-- Begin Supplied information --

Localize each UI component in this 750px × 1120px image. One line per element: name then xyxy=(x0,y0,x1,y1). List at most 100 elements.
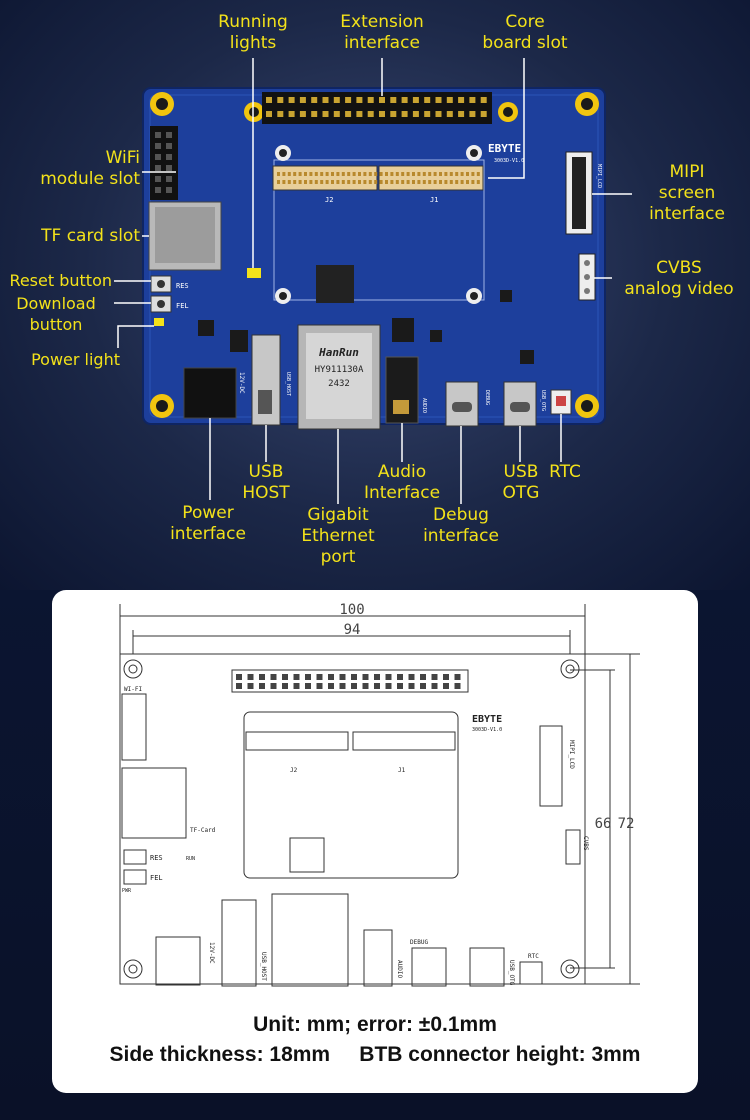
pin xyxy=(395,172,399,176)
pin xyxy=(345,111,352,117)
pin xyxy=(247,683,254,689)
drawing-card xyxy=(52,590,698,1093)
j2-label: J2 xyxy=(325,196,333,204)
pin xyxy=(362,683,369,689)
pin xyxy=(406,172,410,176)
pin xyxy=(444,172,448,176)
pin xyxy=(412,111,419,117)
pin xyxy=(282,180,286,184)
pin xyxy=(466,180,469,184)
pin xyxy=(417,180,421,184)
pin xyxy=(304,180,307,184)
pin xyxy=(270,674,277,680)
pin xyxy=(480,97,487,103)
pin xyxy=(458,111,465,117)
pin xyxy=(288,111,295,117)
pin xyxy=(314,172,318,176)
pin xyxy=(379,180,383,184)
pin xyxy=(299,111,306,117)
pin xyxy=(316,683,323,689)
pin xyxy=(374,180,378,184)
pin xyxy=(408,683,415,689)
pin xyxy=(385,180,388,184)
pin xyxy=(385,172,388,176)
pin xyxy=(309,180,313,184)
dimension-drawing: 100 94 66 72 EBYTE 3003D-V1.0 J2 J1 WI-F… xyxy=(119,602,640,987)
pin xyxy=(358,172,361,176)
svg-text:RTC: RTC xyxy=(528,953,539,960)
label-power-light: Power light xyxy=(31,350,120,369)
pin xyxy=(293,180,297,184)
svg-text:FEL: FEL xyxy=(150,874,163,882)
pin xyxy=(277,111,284,117)
label-tf-card-slot: TF card slot xyxy=(41,226,140,246)
pin xyxy=(374,172,378,176)
pin xyxy=(356,111,363,117)
pin xyxy=(412,180,415,184)
pin xyxy=(476,172,480,176)
pin xyxy=(390,172,394,176)
j1-label: J1 xyxy=(430,196,438,204)
pin xyxy=(166,176,172,182)
pin xyxy=(420,683,426,689)
svg-text:DEBUG: DEBUG xyxy=(410,939,428,946)
pin xyxy=(166,143,172,149)
pin xyxy=(277,180,280,184)
pin xyxy=(363,172,367,176)
svg-text:RES: RES xyxy=(176,282,189,290)
pin xyxy=(347,180,351,184)
pin xyxy=(277,97,284,103)
svg-text:PWR: PWR xyxy=(122,888,132,894)
pin xyxy=(469,97,476,103)
pin xyxy=(266,111,272,117)
pin xyxy=(320,180,324,184)
dim-width-outer: 100 xyxy=(339,602,364,618)
pin xyxy=(259,683,265,689)
pin xyxy=(270,683,277,689)
svg-text:FEL: FEL xyxy=(176,302,189,310)
pin xyxy=(339,674,346,680)
pin xyxy=(322,111,329,117)
pin xyxy=(298,180,302,184)
pin xyxy=(449,180,453,184)
pin xyxy=(454,674,461,680)
svg-text:USB_HOST: USB_HOST xyxy=(260,952,267,981)
pin xyxy=(443,683,449,689)
pin xyxy=(298,172,302,176)
svg-text:WI-FI: WI-FI xyxy=(124,686,142,693)
pin xyxy=(347,172,351,176)
note-thickness-btb: Side thickness: 18mm BTB connector heigh… xyxy=(109,1043,641,1066)
pin xyxy=(395,180,399,184)
pin xyxy=(417,172,421,176)
pin xyxy=(412,172,415,176)
svg-text:J1: J1 xyxy=(398,767,406,774)
pin xyxy=(401,180,405,184)
callout-lines xyxy=(114,58,632,504)
soc-chip xyxy=(316,265,354,303)
pin xyxy=(325,172,329,176)
label-download-button: Download button xyxy=(16,294,96,334)
pin xyxy=(374,683,380,689)
svg-text:12V-DC: 12V-DC xyxy=(238,372,245,394)
pin xyxy=(287,172,291,176)
brand-label: EBYTE xyxy=(488,142,521,155)
pin xyxy=(408,674,415,680)
label-wifi-module-slot: WiFi module slot xyxy=(40,148,140,189)
pin xyxy=(266,97,272,103)
label-power-interface: Power interface xyxy=(170,503,246,544)
wifi-slot xyxy=(150,126,178,200)
label-reset-button: Reset button xyxy=(9,271,112,290)
pin xyxy=(480,111,487,117)
pin xyxy=(341,172,345,176)
btb-connector-j1 xyxy=(378,165,484,191)
pin xyxy=(439,172,442,176)
pin xyxy=(466,172,469,176)
pin xyxy=(433,172,437,176)
svg-text:USB_OTG: USB_OTG xyxy=(508,960,515,986)
pin xyxy=(385,683,392,689)
pin xyxy=(311,97,318,103)
pin xyxy=(367,97,374,103)
svg-text:USB_OTG: USB_OTG xyxy=(540,390,546,411)
pin xyxy=(374,674,380,680)
drawing-board-outline xyxy=(119,653,586,985)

-- End Supplied information --

Copy the rows from the line with "pin xyxy=(395,172,399,176)" up to and including the line with "pin xyxy=(320,180,324,184)", changing "Power light" to "Power indicator" and leaving the rest unchanged.

pin xyxy=(395,172,399,176)
pin xyxy=(345,111,352,117)
pin xyxy=(247,683,254,689)
drawing-card xyxy=(52,590,698,1093)
j2-label: J2 xyxy=(325,196,333,204)
pin xyxy=(362,683,369,689)
pin xyxy=(406,172,410,176)
pin xyxy=(444,172,448,176)
pin xyxy=(412,111,419,117)
pin xyxy=(282,180,286,184)
pin xyxy=(466,180,469,184)
pin xyxy=(417,180,421,184)
pin xyxy=(304,180,307,184)
pin xyxy=(270,674,277,680)
pin xyxy=(480,97,487,103)
pin xyxy=(458,111,465,117)
pin xyxy=(288,111,295,117)
pin xyxy=(314,172,318,176)
pin xyxy=(379,180,383,184)
pin xyxy=(299,111,306,117)
pin xyxy=(316,683,323,689)
pin xyxy=(374,180,378,184)
pin xyxy=(408,683,415,689)
pin xyxy=(385,180,388,184)
pin xyxy=(385,172,388,176)
pin xyxy=(309,180,313,184)
dimension-drawing: 100 94 66 72 EBYTE 3003D-V1.0 J2 J1 WI-F… xyxy=(119,602,640,987)
pin xyxy=(358,172,361,176)
svg-text:RTC: RTC xyxy=(528,953,539,960)
label-power-light: Power indicator xyxy=(31,350,120,369)
pin xyxy=(293,180,297,184)
svg-text:FEL: FEL xyxy=(150,874,163,882)
pin xyxy=(277,111,284,117)
label-tf-card-slot: TF card slot xyxy=(41,226,140,246)
pin xyxy=(374,172,378,176)
pin xyxy=(356,111,363,117)
pin xyxy=(412,180,415,184)
pin xyxy=(476,172,480,176)
pin xyxy=(390,172,394,176)
j1-label: J1 xyxy=(430,196,438,204)
pin xyxy=(166,176,172,182)
pin xyxy=(420,683,426,689)
svg-text:DEBUG: DEBUG xyxy=(410,939,428,946)
pin xyxy=(166,143,172,149)
pin xyxy=(277,180,280,184)
pin xyxy=(363,172,367,176)
svg-text:RES: RES xyxy=(176,282,189,290)
pin xyxy=(347,180,351,184)
pin xyxy=(277,97,284,103)
svg-text:PWR: PWR xyxy=(122,888,132,894)
pin xyxy=(469,97,476,103)
pin xyxy=(266,111,272,117)
pin xyxy=(320,180,324,184)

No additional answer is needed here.